#### WHAT YOU SHOULD DO
Reproduce the rows below word for word, starting at the row that contains "y-tick-label: 0.000 xyxy=(1595,307,1657,338)" and ending at the row that contains "y-axis-title: p(vz) xyxy=(860,580,897,650)", with both of those rows included.

====

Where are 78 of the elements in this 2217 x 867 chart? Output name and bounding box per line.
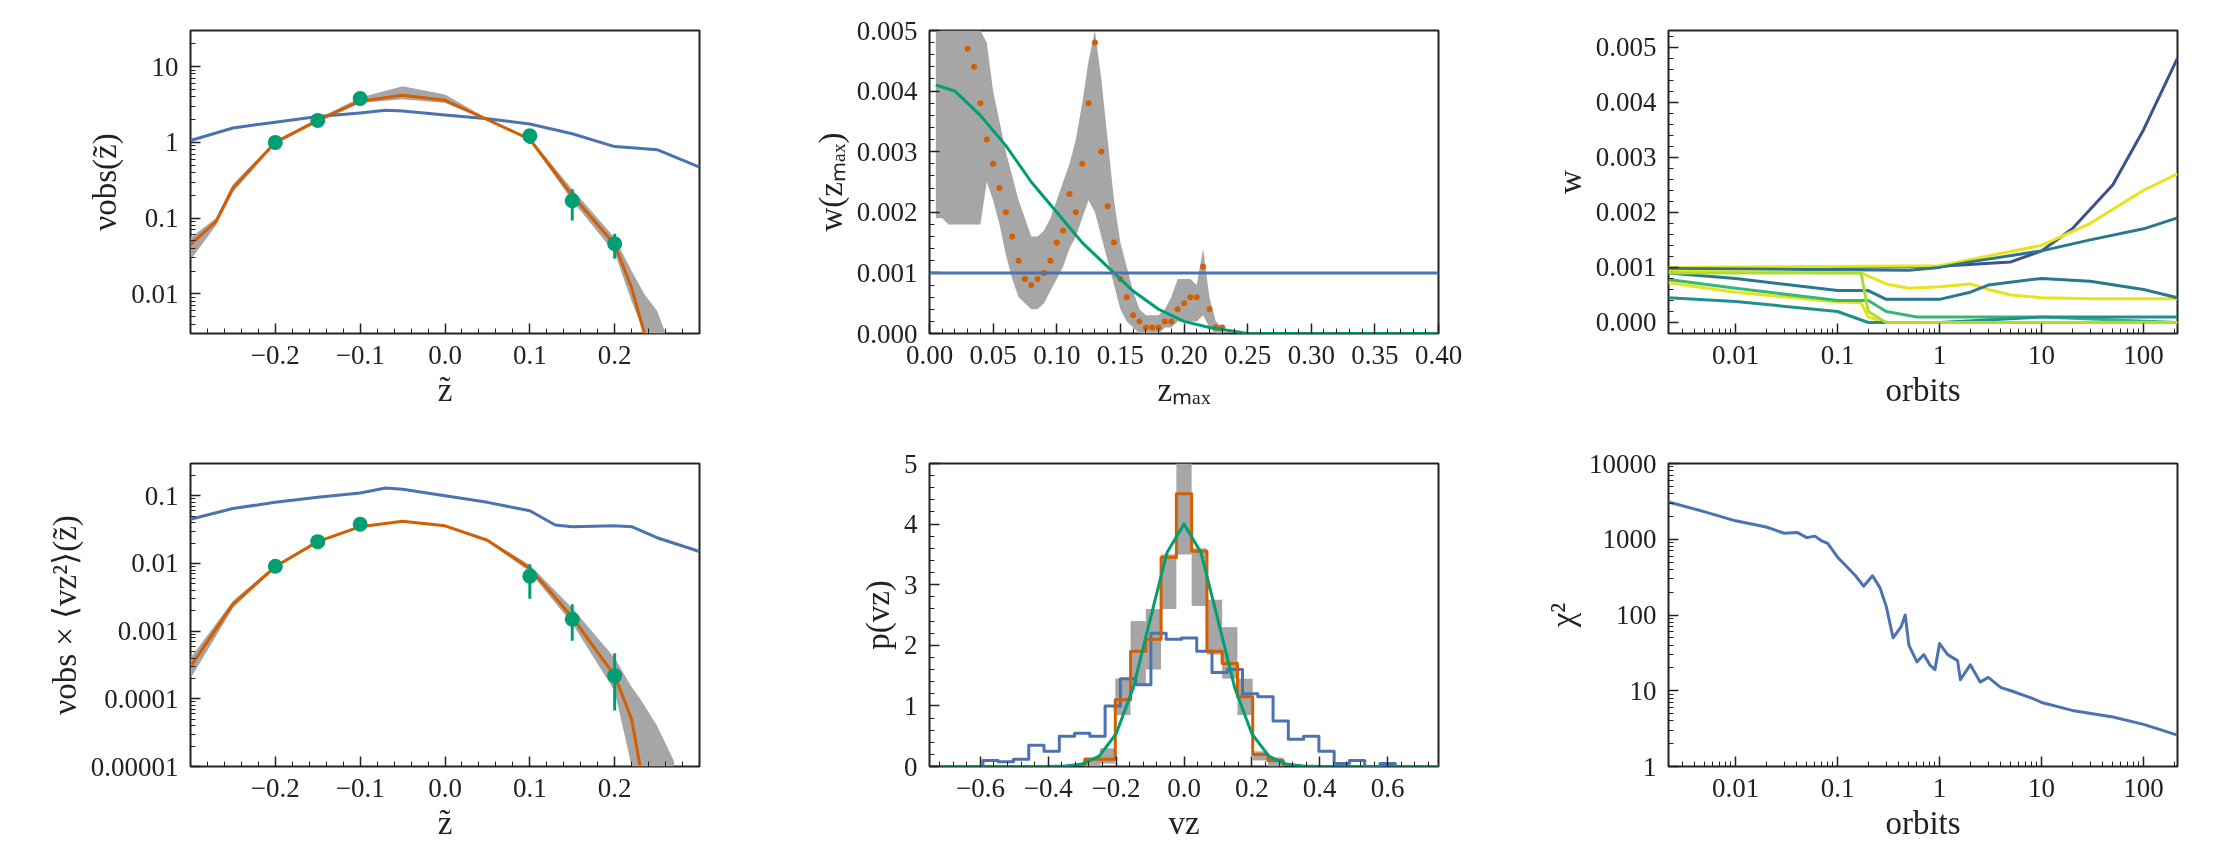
y-tick-label: 0.000 xyxy=(1595,307,1657,338)
y-tick-label: 1 xyxy=(904,690,918,721)
y-tick-label: 100 xyxy=(1616,600,1657,630)
x-tick-label: 1 xyxy=(1932,339,1947,370)
y-tick-label: 0.003 xyxy=(1595,142,1657,173)
x-tick-label: 0.1 xyxy=(1820,339,1855,370)
y-axis-title: νobs × ⟨vz²⟩(z̃) xyxy=(46,515,84,715)
y-tick-label: 0.002 xyxy=(856,197,918,228)
y-tick-label: 10000 xyxy=(1589,448,1657,479)
x-tick-label: 0.40 xyxy=(1414,339,1463,370)
x-tick-label: 0.25 xyxy=(1224,339,1272,370)
x-tick-label: 0.0 xyxy=(428,339,462,370)
x-tick-label: 0.1 xyxy=(512,339,547,370)
y-tick-label: 3 xyxy=(904,569,918,600)
y-tick-label: 0.003 xyxy=(856,136,918,167)
x-tick-label: 0.05 xyxy=(969,339,1017,370)
x-tick-label: 10 xyxy=(2028,772,2056,803)
y-tick-label: 0.00001 xyxy=(90,751,179,782)
y-tick-label: 1 xyxy=(165,127,179,158)
x-tick-label: 1 xyxy=(1932,772,1947,803)
y-tick-label: 10 xyxy=(1629,675,1657,706)
x-tick-label: 0.01 xyxy=(1711,772,1760,803)
y-tick-label: 0.005 xyxy=(856,15,918,46)
x-tick-label: 0.2 xyxy=(1234,772,1269,803)
x-tick-label: 0.0 xyxy=(428,772,462,803)
y-tick-label: 0.005 xyxy=(1595,32,1657,63)
x-tick-label: 0.4 xyxy=(1302,772,1338,803)
x-axis-title: z̃ xyxy=(437,804,453,841)
y-axis-title: w xyxy=(1551,169,1588,194)
y-tick-label: 5 xyxy=(904,448,918,479)
x-axis-title: zₘₐₓ xyxy=(1157,371,1212,408)
x-tick-label: 0.20 xyxy=(1160,339,1208,370)
x-tick-label: −0.2 xyxy=(250,339,300,370)
y-tick-label: 0.001 xyxy=(856,257,918,288)
y-tick-label: 1000 xyxy=(1602,524,1657,555)
x-axis-title: orbits xyxy=(1885,804,1961,841)
y-tick-label: 4 xyxy=(904,509,918,540)
y-tick-label: 0.001 xyxy=(1595,252,1657,283)
y-axis-title: νobs(z̃) xyxy=(87,133,125,231)
y-tick-label: 2 xyxy=(904,630,918,661)
x-tick-label: 0.35 xyxy=(1351,339,1399,370)
x-tick-label: 0.30 xyxy=(1287,339,1335,370)
x-tick-label: −0.4 xyxy=(1023,772,1074,803)
y-axis-title: p(vz) xyxy=(860,580,897,650)
y-tick-label: 0.01 xyxy=(131,548,179,579)
x-axis-title: orbits xyxy=(1885,371,1961,408)
y-tick-label: 0.004 xyxy=(1595,87,1657,118)
x-tick-label: −0.6 xyxy=(955,772,1005,803)
x-tick-label: −0.2 xyxy=(1091,772,1141,803)
y-axis-title: w(zₘₐₓ) xyxy=(812,132,850,232)
y-tick-label: 0.1 xyxy=(144,203,179,234)
x-tick-label: 0.1 xyxy=(1820,772,1855,803)
x-tick-label: −0.1 xyxy=(335,772,385,803)
y-tick-label: 0.01 xyxy=(131,278,179,309)
x-axis-title: z̃ xyxy=(437,371,453,408)
x-tick-label: 0.15 xyxy=(1096,339,1144,370)
x-tick-label: 0.10 xyxy=(1033,339,1081,370)
x-tick-label: −0.1 xyxy=(335,339,385,370)
x-tick-label: 0.0 xyxy=(1167,772,1201,803)
x-tick-label: 100 xyxy=(2123,339,2164,370)
x-tick-label: 100 xyxy=(2123,772,2164,803)
x-axis-title: vz xyxy=(1168,804,1200,841)
y-tick-label: 1 xyxy=(1643,751,1657,782)
x-tick-label: 0.2 xyxy=(597,339,632,370)
y-tick-label: 0.001 xyxy=(117,616,179,647)
y-tick-label: 0.004 xyxy=(856,76,918,107)
x-tick-label: 0.2 xyxy=(597,772,632,803)
x-tick-label: 0.1 xyxy=(512,772,547,803)
y-tick-label: 10 xyxy=(151,51,179,82)
x-tick-label: 0.6 xyxy=(1370,772,1405,803)
y-tick-label: 0 xyxy=(904,751,918,782)
x-tick-label: 10 xyxy=(2028,339,2056,370)
y-tick-label: 0.002 xyxy=(1595,197,1657,228)
y-tick-label: 0.1 xyxy=(144,480,179,511)
y-tick-label: 0.0001 xyxy=(104,683,179,714)
x-tick-label: −0.2 xyxy=(250,772,300,803)
x-tick-label: 0.01 xyxy=(1711,339,1760,370)
y-axis-title: χ² xyxy=(1545,602,1581,629)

====

#### RESULT OF THE EXERCISE
y-tick-label: 0.000 xyxy=(1595,307,1657,338)
y-tick-label: 1 xyxy=(904,690,918,721)
y-tick-label: 100 xyxy=(1616,600,1657,630)
x-tick-label: 1 xyxy=(1932,339,1947,370)
y-tick-label: 0.003 xyxy=(1595,142,1657,173)
x-tick-label: 0.1 xyxy=(1820,339,1855,370)
y-axis-title: νobs × ⟨vz²⟩(z̃) xyxy=(46,515,84,715)
y-tick-label: 0.002 xyxy=(856,197,918,228)
y-tick-label: 10000 xyxy=(1589,448,1657,479)
x-tick-label: 0.40 xyxy=(1414,339,1463,370)
x-tick-label: 0.25 xyxy=(1224,339,1272,370)
x-tick-label: 0.0 xyxy=(428,339,462,370)
x-tick-label: 0.1 xyxy=(512,339,547,370)
y-tick-label: 3 xyxy=(904,569,918,600)
y-tick-label: 0.003 xyxy=(856,136,918,167)
x-tick-label: 0.05 xyxy=(969,339,1017,370)
x-tick-label: 10 xyxy=(2028,772,2056,803)
y-tick-label: 0.00001 xyxy=(90,751,179,782)
y-tick-label: 1 xyxy=(165,127,179,158)
x-tick-label: 1 xyxy=(1932,772,1947,803)
y-tick-label: 10 xyxy=(1629,675,1657,706)
x-tick-label: 0.01 xyxy=(1711,772,1760,803)
y-tick-label: 0.005 xyxy=(856,15,918,46)
x-tick-label: 0.2 xyxy=(1234,772,1269,803)
x-tick-label: 0.0 xyxy=(428,772,462,803)
y-tick-label: 0.005 xyxy=(1595,32,1657,63)
x-tick-label: 0.4 xyxy=(1302,772,1338,803)
x-axis-title: z̃ xyxy=(437,804,453,841)
y-axis-title: w xyxy=(1551,169,1588,194)
y-tick-label: 5 xyxy=(904,448,918,479)
x-axis-title: zₘₐₓ xyxy=(1157,371,1212,408)
x-tick-label: 0.20 xyxy=(1160,339,1208,370)
x-tick-label: −0.2 xyxy=(250,339,300,370)
y-tick-label: 0.001 xyxy=(856,257,918,288)
y-tick-label: 1000 xyxy=(1602,524,1657,555)
x-axis-title: orbits xyxy=(1885,804,1961,841)
y-tick-label: 4 xyxy=(904,509,918,540)
y-tick-label: 0.001 xyxy=(1595,252,1657,283)
y-axis-title: νobs(z̃) xyxy=(87,133,125,231)
y-tick-label: 2 xyxy=(904,630,918,661)
x-tick-label: 0.35 xyxy=(1351,339,1399,370)
x-tick-label: 0.30 xyxy=(1287,339,1335,370)
x-tick-label: −0.4 xyxy=(1023,772,1074,803)
y-axis-title: p(vz) xyxy=(860,580,897,650)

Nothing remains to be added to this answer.